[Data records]
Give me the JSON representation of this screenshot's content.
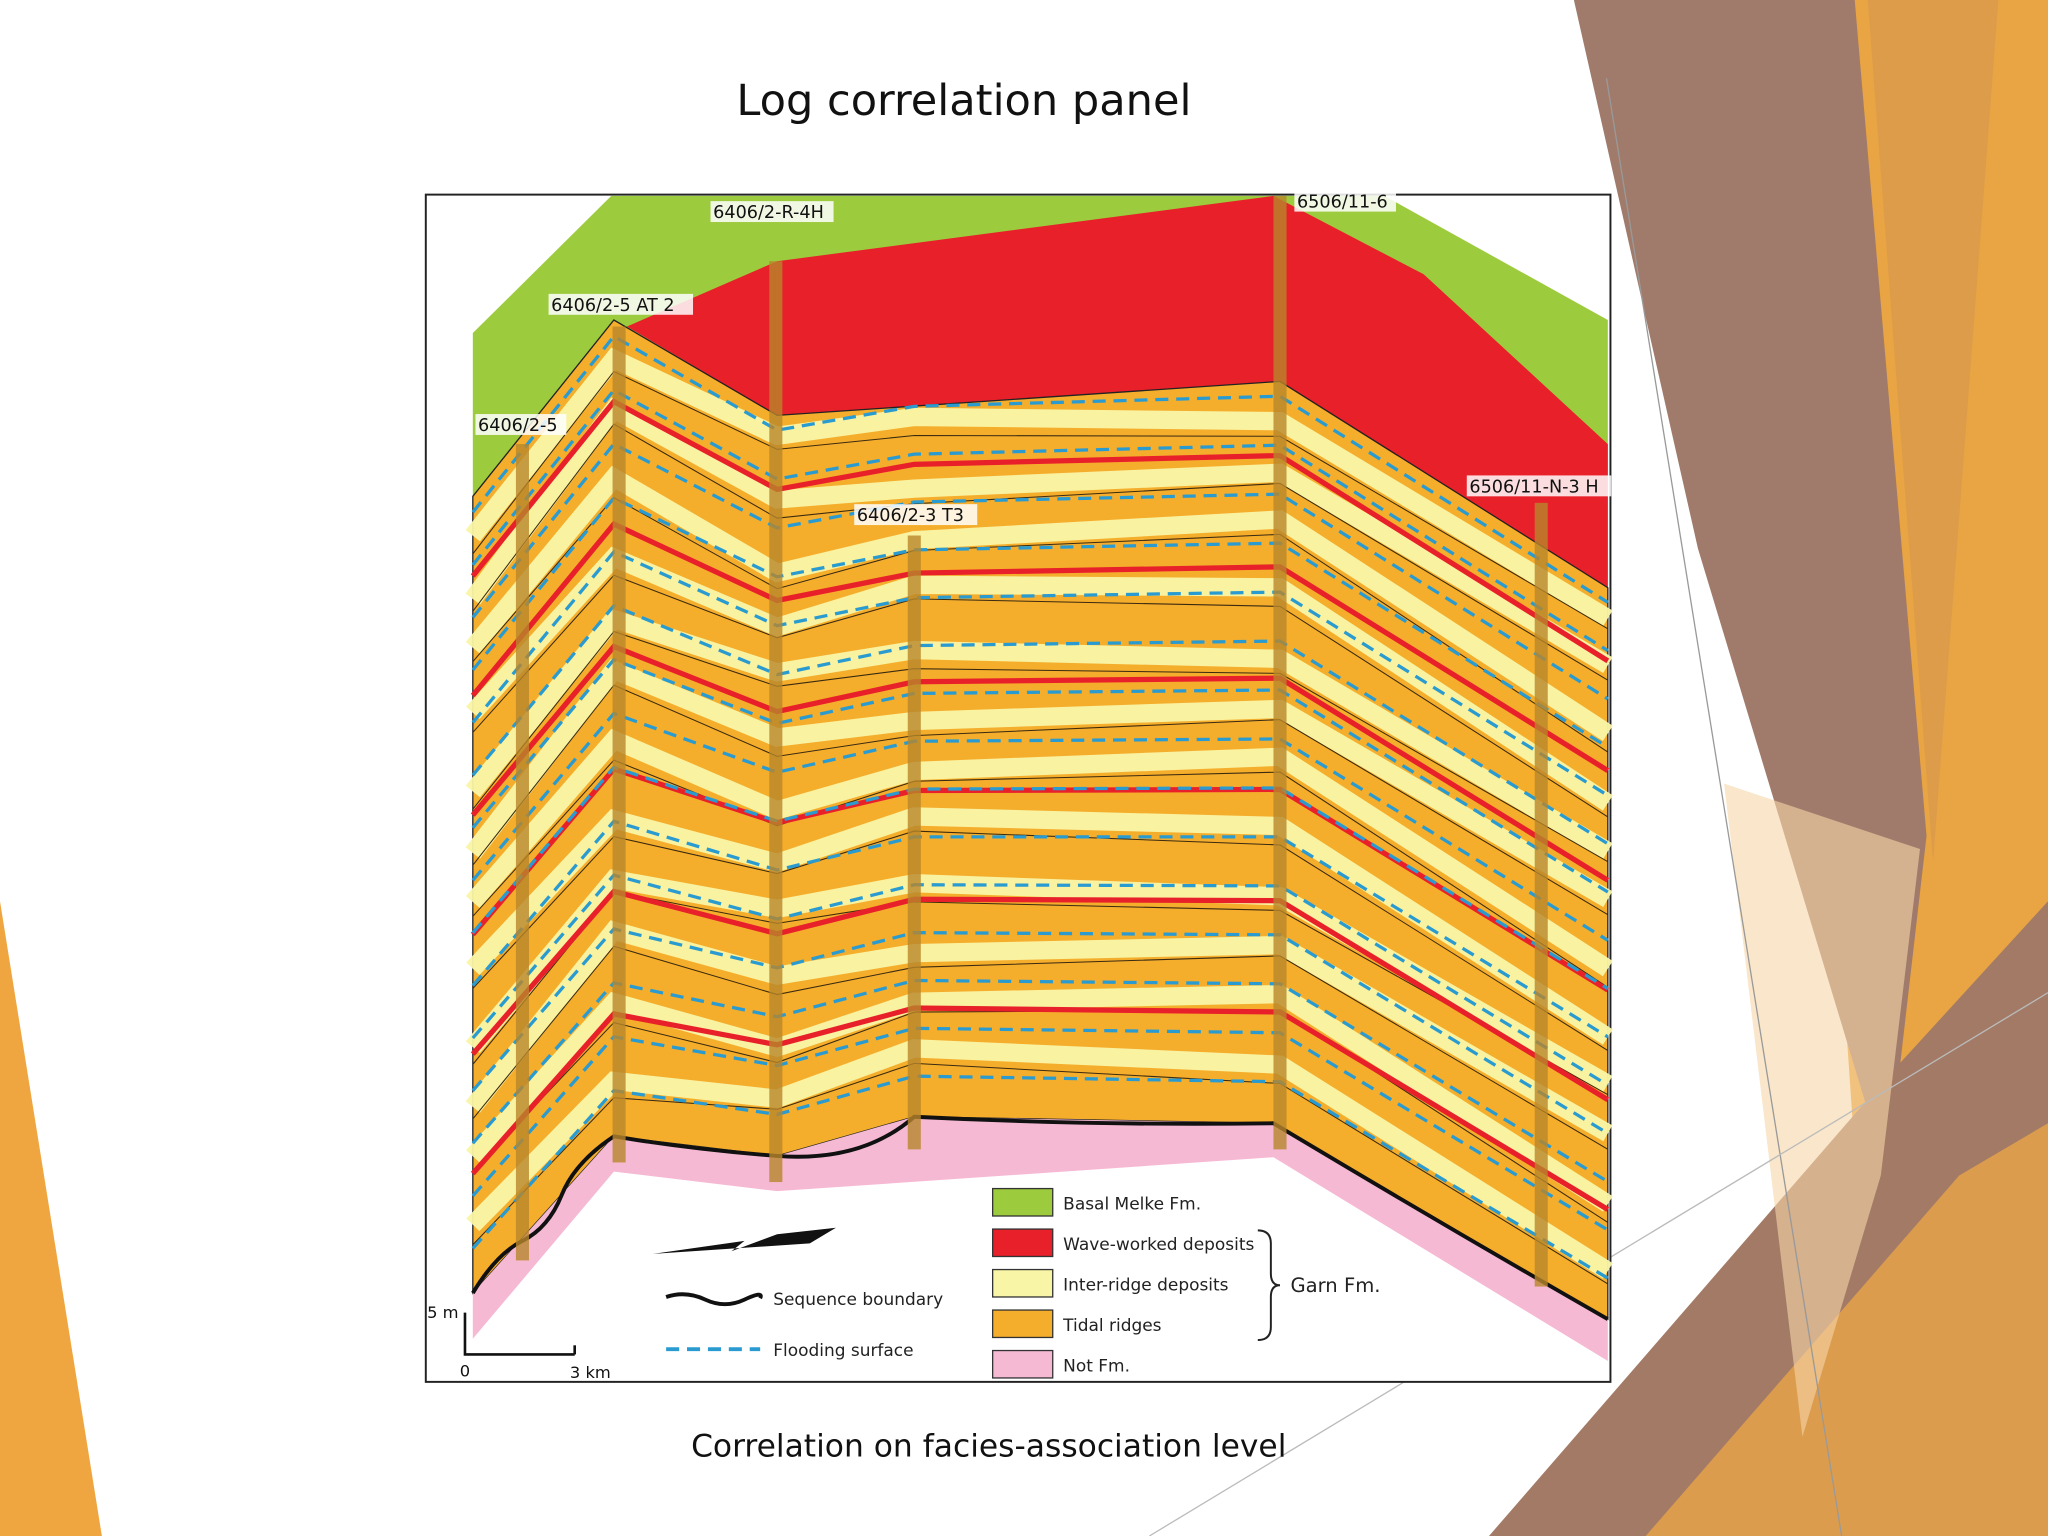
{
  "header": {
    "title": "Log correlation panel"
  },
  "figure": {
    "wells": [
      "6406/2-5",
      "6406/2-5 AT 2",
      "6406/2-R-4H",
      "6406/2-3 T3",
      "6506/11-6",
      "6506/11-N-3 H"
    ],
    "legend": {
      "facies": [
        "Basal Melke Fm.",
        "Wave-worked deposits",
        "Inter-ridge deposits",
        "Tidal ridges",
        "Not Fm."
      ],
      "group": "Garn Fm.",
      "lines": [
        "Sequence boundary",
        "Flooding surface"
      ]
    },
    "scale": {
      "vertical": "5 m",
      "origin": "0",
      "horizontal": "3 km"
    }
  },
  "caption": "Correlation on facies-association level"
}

• _SHORT PROBLEM_: Find the word "facies" in the entries, and copy every line it shows up in.

• _WRITTEN SOLUTION_:
      "facies": [
  "caption": "Correlation on facies-association level"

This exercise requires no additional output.